Dataset items:
----
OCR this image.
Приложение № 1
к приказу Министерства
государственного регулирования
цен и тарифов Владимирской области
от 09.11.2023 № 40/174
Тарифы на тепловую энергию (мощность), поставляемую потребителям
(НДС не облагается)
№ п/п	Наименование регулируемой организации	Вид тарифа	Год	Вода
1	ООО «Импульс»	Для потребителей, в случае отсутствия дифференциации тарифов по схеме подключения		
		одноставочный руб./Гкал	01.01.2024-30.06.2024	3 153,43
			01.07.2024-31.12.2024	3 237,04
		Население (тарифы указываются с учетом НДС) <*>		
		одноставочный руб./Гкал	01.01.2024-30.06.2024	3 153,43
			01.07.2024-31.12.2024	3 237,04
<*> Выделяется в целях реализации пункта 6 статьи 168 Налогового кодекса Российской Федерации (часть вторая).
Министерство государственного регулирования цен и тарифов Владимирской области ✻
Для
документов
----
**Task brief:** Pull out the lines above in which the word "области" appears.

**The solution:**
цен и тарифов Владимирской области
Министерство государственного регулирования цен и тарифов Владимирской области ✻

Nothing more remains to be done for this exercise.